#### Task details:
Set all the material down again unchanged, without the pictures.

* start Extracted records *

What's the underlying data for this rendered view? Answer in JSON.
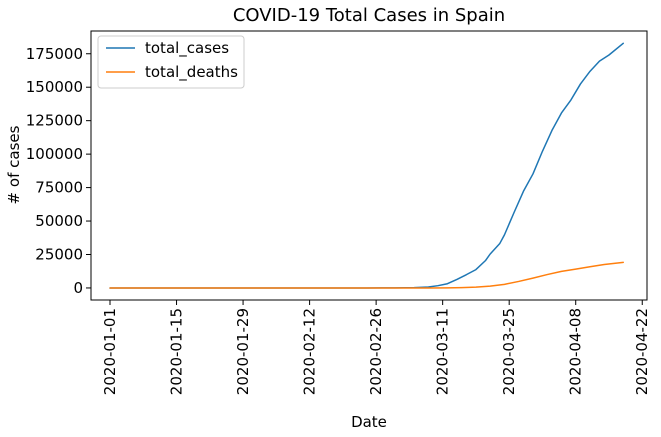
{
  "chart_data": {
    "type": "line",
    "title": "COVID-19 Total Cases in Spain",
    "xlabel": "Date",
    "ylabel": "# of cases",
    "xlim": [
      "2019-12-28",
      "2020-04-23"
    ],
    "ylim": [
      -9000,
      192000
    ],
    "x_ticks": [
      "2020-01-01",
      "2020-01-15",
      "2020-01-29",
      "2020-02-12",
      "2020-02-26",
      "2020-03-11",
      "2020-03-25",
      "2020-04-08",
      "2020-04-22"
    ],
    "y_ticks": [
      0,
      25000,
      50000,
      75000,
      100000,
      125000,
      150000,
      175000
    ],
    "legend_position": "upper-left",
    "series": [
      {
        "name": "total_cases",
        "color": "#1f77b4",
        "points": [
          [
            "2020-01-01",
            0
          ],
          [
            "2020-01-31",
            0
          ],
          [
            "2020-02-24",
            2
          ],
          [
            "2020-03-01",
            84
          ],
          [
            "2020-03-05",
            282
          ],
          [
            "2020-03-08",
            674
          ],
          [
            "2020-03-10",
            1695
          ],
          [
            "2020-03-12",
            3146
          ],
          [
            "2020-03-14",
            6391
          ],
          [
            "2020-03-16",
            9942
          ],
          [
            "2020-03-18",
            13716
          ],
          [
            "2020-03-20",
            20410
          ],
          [
            "2020-03-21",
            25374
          ],
          [
            "2020-03-23",
            33089
          ],
          [
            "2020-03-24",
            39673
          ],
          [
            "2020-03-26",
            56188
          ],
          [
            "2020-03-28",
            72248
          ],
          [
            "2020-03-30",
            85195
          ],
          [
            "2020-04-01",
            102136
          ],
          [
            "2020-04-03",
            117710
          ],
          [
            "2020-04-05",
            130759
          ],
          [
            "2020-04-07",
            140510
          ],
          [
            "2020-04-09",
            152446
          ],
          [
            "2020-04-11",
            161852
          ],
          [
            "2020-04-13",
            169496
          ],
          [
            "2020-04-15",
            174060
          ],
          [
            "2020-04-18",
            182816
          ]
        ]
      },
      {
        "name": "total_deaths",
        "color": "#ff7f0e",
        "points": [
          [
            "2020-01-01",
            0
          ],
          [
            "2020-03-03",
            0
          ],
          [
            "2020-03-08",
            10
          ],
          [
            "2020-03-12",
            84
          ],
          [
            "2020-03-15",
            288
          ],
          [
            "2020-03-18",
            598
          ],
          [
            "2020-03-21",
            1381
          ],
          [
            "2020-03-24",
            2696
          ],
          [
            "2020-03-27",
            4858
          ],
          [
            "2020-03-30",
            7340
          ],
          [
            "2020-04-02",
            10003
          ],
          [
            "2020-04-05",
            12418
          ],
          [
            "2020-04-08",
            14045
          ],
          [
            "2020-04-11",
            15843
          ],
          [
            "2020-04-14",
            17489
          ],
          [
            "2020-04-18",
            19130
          ]
        ]
      }
    ]
  }
}
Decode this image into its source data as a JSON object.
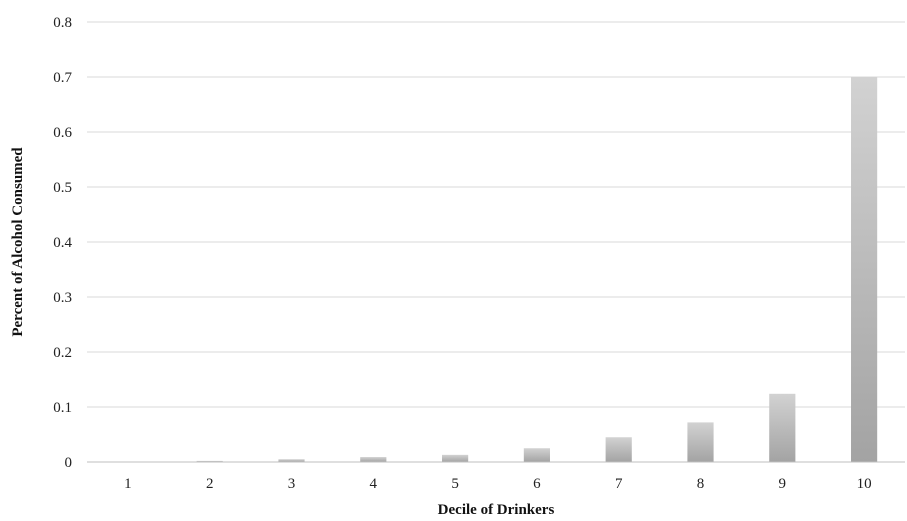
{
  "chart_data": {
    "type": "bar",
    "title": "",
    "xlabel": "Decile of Drinkers",
    "ylabel": "Percent of Alcohol Consumed",
    "categories": [
      "1",
      "2",
      "3",
      "4",
      "5",
      "6",
      "7",
      "8",
      "9",
      "10"
    ],
    "values": [
      0.0,
      0.002,
      0.005,
      0.009,
      0.013,
      0.025,
      0.045,
      0.072,
      0.124,
      0.7
    ],
    "ylim": [
      0,
      0.8
    ],
    "yticks": [
      "0",
      "0.1",
      "0.2",
      "0.3",
      "0.4",
      "0.5",
      "0.6",
      "0.7",
      "0.8"
    ],
    "grid": true,
    "legend": "none",
    "colors": {
      "bar_light": "#d2d2d2",
      "bar_dark": "#a3a3a3",
      "grid": "#d9d9d9",
      "axis": "#bfbfbf"
    }
  }
}
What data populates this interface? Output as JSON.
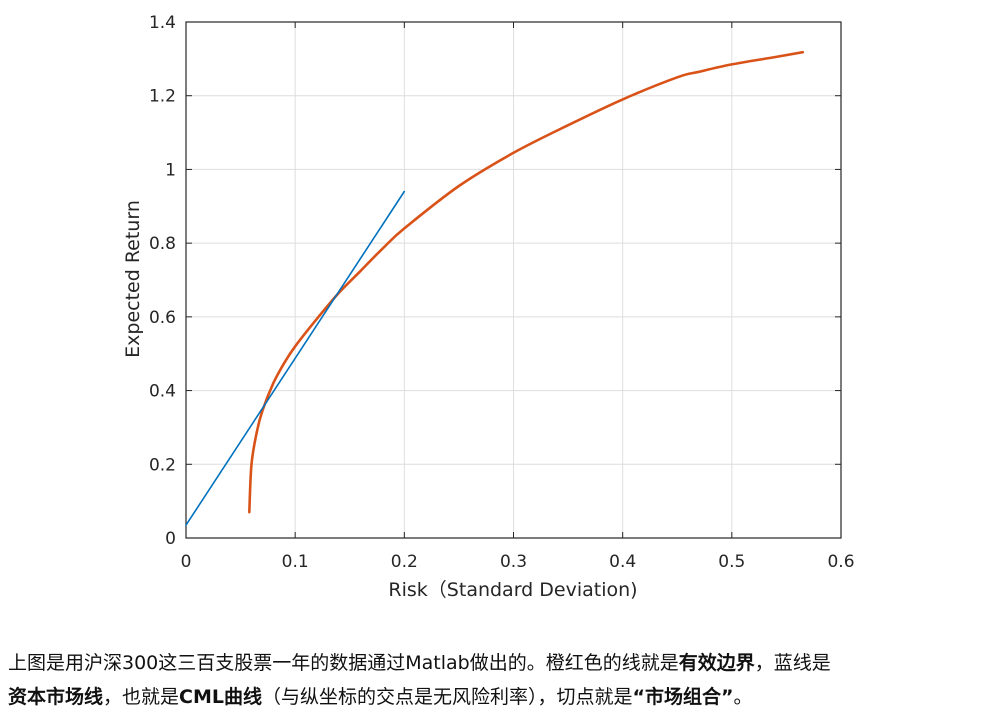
{
  "chart_data": {
    "type": "line",
    "xlabel": "Risk（Standard Deviation)",
    "ylabel": "Expected Return",
    "xlim": [
      0,
      0.6
    ],
    "ylim": [
      0,
      1.4
    ],
    "xticks": [
      "0",
      "0.1",
      "0.2",
      "0.3",
      "0.4",
      "0.5",
      "0.6"
    ],
    "yticks": [
      "0",
      "0.2",
      "0.4",
      "0.6",
      "0.8",
      "1",
      "1.2",
      "1.4"
    ],
    "grid": true,
    "series": [
      {
        "color": "#D95319",
        "x": [
          0.058,
          0.06,
          0.065,
          0.07,
          0.08,
          0.09,
          0.1,
          0.12,
          0.14,
          0.16,
          0.18,
          0.2,
          0.25,
          0.3,
          0.35,
          0.4,
          0.45,
          0.47,
          0.5,
          0.54,
          0.565
        ],
        "y": [
          0.07,
          0.2,
          0.29,
          0.345,
          0.42,
          0.475,
          0.52,
          0.595,
          0.665,
          0.725,
          0.785,
          0.84,
          0.955,
          1.045,
          1.12,
          1.19,
          1.25,
          1.265,
          1.285,
          1.305,
          1.318
        ]
      },
      {
        "color": "#0072BD",
        "x": [
          0,
          0.2
        ],
        "y": [
          0.035,
          0.94
        ]
      }
    ]
  },
  "caption": {
    "line1": [
      {
        "text": "上图是用沪深300这三百支股票一年的数据通过Matlab做出的。橙红色的线就是",
        "bold": false
      },
      {
        "text": "有效边界",
        "bold": true
      },
      {
        "text": "，蓝线是",
        "bold": false
      }
    ],
    "line2": [
      {
        "text": "资本市场线",
        "bold": true
      },
      {
        "text": "，也就是",
        "bold": false
      },
      {
        "text": "CML曲线",
        "bold": true
      },
      {
        "text": "（与纵坐标的交点是无风险利率），切点就是",
        "bold": false
      },
      {
        "text": "“市场组合”",
        "bold": true
      },
      {
        "text": "。",
        "bold": false
      }
    ]
  }
}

* end Extracted records *

#### Reply:
What's the underlying data for this rendered view? Answer in JSON.
{
  "chart_data": {
    "type": "line",
    "title": "COVID-19 Total Cases in Spain",
    "xlabel": "Date",
    "ylabel": "# of cases",
    "xlim": [
      "2019-12-28",
      "2020-04-23"
    ],
    "ylim": [
      -9000,
      192000
    ],
    "x_ticks": [
      "2020-01-01",
      "2020-01-15",
      "2020-01-29",
      "2020-02-12",
      "2020-02-26",
      "2020-03-11",
      "2020-03-25",
      "2020-04-08",
      "2020-04-22"
    ],
    "y_ticks": [
      0,
      25000,
      50000,
      75000,
      100000,
      125000,
      150000,
      175000
    ],
    "legend_position": "upper-left",
    "series": [
      {
        "name": "total_cases",
        "color": "#1f77b4",
        "points": [
          [
            "2020-01-01",
            0
          ],
          [
            "2020-01-31",
            0
          ],
          [
            "2020-02-24",
            2
          ],
          [
            "2020-03-01",
            84
          ],
          [
            "2020-03-05",
            282
          ],
          [
            "2020-03-08",
            674
          ],
          [
            "2020-03-10",
            1695
          ],
          [
            "2020-03-12",
            3146
          ],
          [
            "2020-03-14",
            6391
          ],
          [
            "2020-03-16",
            9942
          ],
          [
            "2020-03-18",
            13716
          ],
          [
            "2020-03-20",
            20410
          ],
          [
            "2020-03-21",
            25374
          ],
          [
            "2020-03-23",
            33089
          ],
          [
            "2020-03-24",
            39673
          ],
          [
            "2020-03-26",
            56188
          ],
          [
            "2020-03-28",
            72248
          ],
          [
            "2020-03-30",
            85195
          ],
          [
            "2020-04-01",
            102136
          ],
          [
            "2020-04-03",
            117710
          ],
          [
            "2020-04-05",
            130759
          ],
          [
            "2020-04-07",
            140510
          ],
          [
            "2020-04-09",
            152446
          ],
          [
            "2020-04-11",
            161852
          ],
          [
            "2020-04-13",
            169496
          ],
          [
            "2020-04-15",
            174060
          ],
          [
            "2020-04-18",
            182816
          ]
        ]
      },
      {
        "name": "total_deaths",
        "color": "#ff7f0e",
        "points": [
          [
            "2020-01-01",
            0
          ],
          [
            "2020-03-03",
            0
          ],
          [
            "2020-03-08",
            10
          ],
          [
            "2020-03-12",
            84
          ],
          [
            "2020-03-15",
            288
          ],
          [
            "2020-03-18",
            598
          ],
          [
            "2020-03-21",
            1381
          ],
          [
            "2020-03-24",
            2696
          ],
          [
            "2020-03-27",
            4858
          ],
          [
            "2020-03-30",
            7340
          ],
          [
            "2020-04-02",
            10003
          ],
          [
            "2020-04-05",
            12418
          ],
          [
            "2020-04-08",
            14045
          ],
          [
            "2020-04-11",
            15843
          ],
          [
            "2020-04-14",
            17489
          ],
          [
            "2020-04-18",
            19130
          ]
        ]
      }
    ]
  }
}
Decode this image into its source data as a JSON object.
{
  "chart_data": {
    "type": "bar",
    "title": "",
    "xlabel": "Decile of Drinkers",
    "ylabel": "Percent of Alcohol Consumed",
    "categories": [
      "1",
      "2",
      "3",
      "4",
      "5",
      "6",
      "7",
      "8",
      "9",
      "10"
    ],
    "values": [
      0.0,
      0.002,
      0.005,
      0.009,
      0.013,
      0.025,
      0.045,
      0.072,
      0.124,
      0.7
    ],
    "ylim": [
      0,
      0.8
    ],
    "yticks": [
      "0",
      "0.1",
      "0.2",
      "0.3",
      "0.4",
      "0.5",
      "0.6",
      "0.7",
      "0.8"
    ],
    "grid": true,
    "legend": "none",
    "colors": {
      "bar_light": "#d2d2d2",
      "bar_dark": "#a3a3a3",
      "grid": "#d9d9d9",
      "axis": "#bfbfbf"
    }
  }
}
What data populates this interface? Output as JSON.
{
  "chart_data": {
    "type": "line",
    "xlabel": "Risk（Standard Deviation)",
    "ylabel": "Expected Return",
    "xlim": [
      0,
      0.6
    ],
    "ylim": [
      0,
      1.4
    ],
    "xticks": [
      "0",
      "0.1",
      "0.2",
      "0.3",
      "0.4",
      "0.5",
      "0.6"
    ],
    "yticks": [
      "0",
      "0.2",
      "0.4",
      "0.6",
      "0.8",
      "1",
      "1.2",
      "1.4"
    ],
    "grid": true,
    "series": [
      {
        "color": "#D95319",
        "x": [
          0.058,
          0.06,
          0.065,
          0.07,
          0.08,
          0.09,
          0.1,
          0.12,
          0.14,
          0.16,
          0.18,
          0.2,
          0.25,
          0.3,
          0.35,
          0.4,
          0.45,
          0.47,
          0.5,
          0.54,
          0.565
        ],
        "y": [
          0.07,
          0.2,
          0.29,
          0.345,
          0.42,
          0.475,
          0.52,
          0.595,
          0.665,
          0.725,
          0.785,
          0.84,
          0.955,
          1.045,
          1.12,
          1.19,
          1.25,
          1.265,
          1.285,
          1.305,
          1.318
        ]
      },
      {
        "color": "#0072BD",
        "x": [
          0,
          0.2
        ],
        "y": [
          0.035,
          0.94
        ]
      }
    ]
  },
  "caption": {
    "line1": [
      {
        "text": "上图是用沪深300这三百支股票一年的数据通过Matlab做出的。橙红色的线就是",
        "bold": false
      },
      {
        "text": "有效边界",
        "bold": true
      },
      {
        "text": "，蓝线是",
        "bold": false
      }
    ],
    "line2": [
      {
        "text": "资本市场线",
        "bold": true
      },
      {
        "text": "，也就是",
        "bold": false
      },
      {
        "text": "CML曲线",
        "bold": true
      },
      {
        "text": "（与纵坐标的交点是无风险利率），切点就是",
        "bold": false
      },
      {
        "text": "“市场组合”",
        "bold": true
      },
      {
        "text": "。",
        "bold": false
      }
    ]
  }
}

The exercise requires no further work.